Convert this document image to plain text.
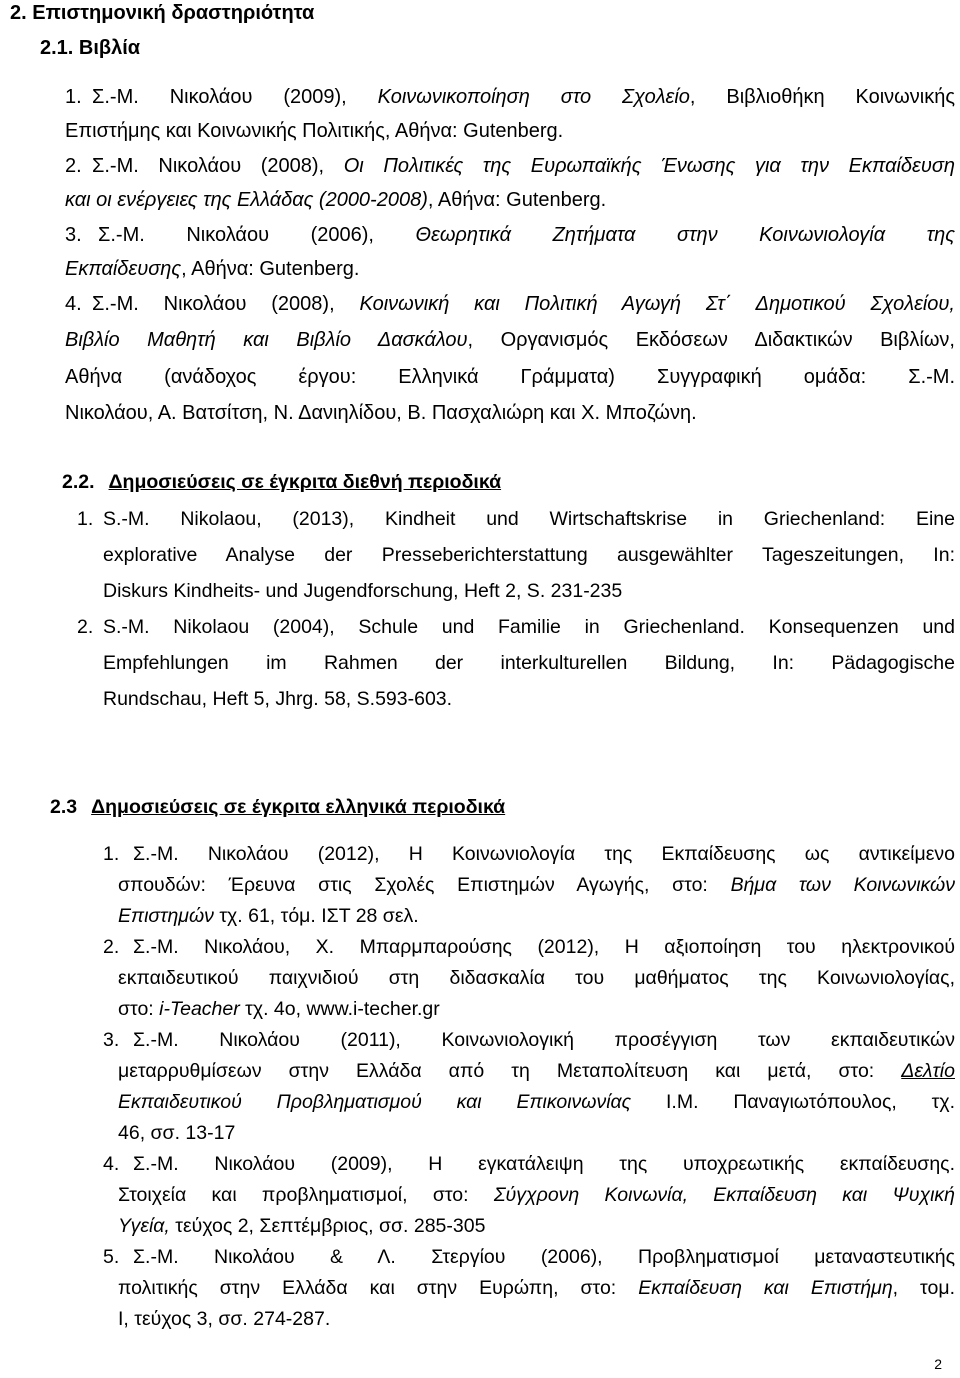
2. Επιστημονική δραστηριότητα
2.1. Βιβλία
1. Σ.-Μ. Νικολάου (2009), Κοινωνικοποίηση στο Σχολείο, Βιβλιοθήκη Κοινωνικής
Επιστήμης και Κοινωνικής Πολιτικής, Αθήνα: Gutenberg.
2. Σ.-Μ. Νικολάου (2008), Οι Πολιτικές της Ευρωπαϊκής Ένωσης για την Εκπαίδευση
και οι ενέργειες της Ελλάδας (2000-2008), Αθήνα: Gutenberg.
3. Σ.-Μ. Νικολάου (2006), Θεωρητικά Ζητήματα στην Κοινωνιολογία της
Εκπαίδευσης, Αθήνα: Gutenberg.
4. Σ.-Μ. Νικολάου (2008), Κοινωνική και Πολιτική Αγωγή Στ΄ Δημοτικού Σχολείου,
Βιβλίο Μαθητή και Βιβλίο Δασκάλου, Οργανισμός Εκδόσεων Διδακτικών Βιβλίων,
Αθήνα (ανάδοχος έργου: Ελληνικά Γράμματα) Συγγραφική ομάδα: Σ.-Μ.
Νικολάου, Α. Βατσίτση, Ν. Δανιηλίδου, Β. Πασχαλιώρη και Χ. Μποζώνη.
2.2. Δημοσιεύσεις σε έγκριτα διεθνή περιοδικά
1. S.-M. Nikolaou, (2013), Kindheit und Wirtschaftskrise in Griechenland: Eine
explorative Analyse der Presseberichterstattung ausgewählter Tageszeitungen, In:
Diskurs Kindheits- und Jugendforschung, Heft 2, S. 231-235
2. S.-M. Nikolaou (2004), Schule und Familie in Griechenland. Konsequenzen und
Empfehlungen im Rahmen der interkulturellen Bildung, In: Pädagogische
Rundschau, Heft 5, Jhrg. 58, S.593-603.
2.3 Δημοσιεύσεις σε έγκριτα ελληνικά περιοδικά
1. Σ.-Μ. Νικολάου (2012), Η Κοινωνιολογία της Εκπαίδευσης ως αντικείμενο
σπουδών: Έρευνα στις Σχολές Επιστημών Αγωγής, στο: Βήμα των Κοινωνικών
Επιστημών τχ. 61, τόμ. ΙΣΤ 28 σελ.
2. Σ.-Μ. Νικολάου, Χ. Μπαρμπαρούσης (2012), Η αξιοποίηση του ηλεκτρονικού
εκπαιδευτικού παιχνιδιού στη διδασκαλία του μαθήματος της Κοινωνιολογίας,
στο: i-Teacher τχ. 4ο, www.i-techer.gr
3. Σ.-Μ. Νικολάου (2011), Κοινωνιολογική προσέγγιση των εκπαιδευτικών
μεταρρυθμίσεων στην Ελλάδα από τη Μεταπολίτευση και μετά, στο: Δελτίο
Εκπαιδευτικού Προβληματισμού και Επικοινωνίας Ι.Μ. Παναγιωτόπουλος, τχ.
46, σσ. 13-17
4. Σ.-Μ. Νικολάου (2009), Η εγκατάλειψη της υποχρεωτικής εκπαίδευσης.
Στοιχεία και προβληματισμοί, στο: Σύγχρονη Κοινωνία, Εκπαίδευση και Ψυχική
Υγεία, τεύχος 2, Σεπτέμβριος, σσ. 285-305
5. Σ.-Μ. Νικολάου & Λ. Στεργίου (2006), Προβληματισμοί μεταναστευτικής
πολιτικής στην Ελλάδα και στην Ευρώπη, στο: Εκπαίδευση και Επιστήμη, τομ.
Ι, τεύχος 3, σσ. 274-287.
2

___

# Given instruction
Working from the entries above, return all lines that contain "Gutenberg".

# Exercise response
Επιστήμης και Κοινωνικής Πολιτικής, Αθήνα: Gutenberg.
και οι ενέργειες της Ελλάδας (2000-2008), Αθήνα: Gutenberg.
Εκπαίδευσης, Αθήνα: Gutenberg.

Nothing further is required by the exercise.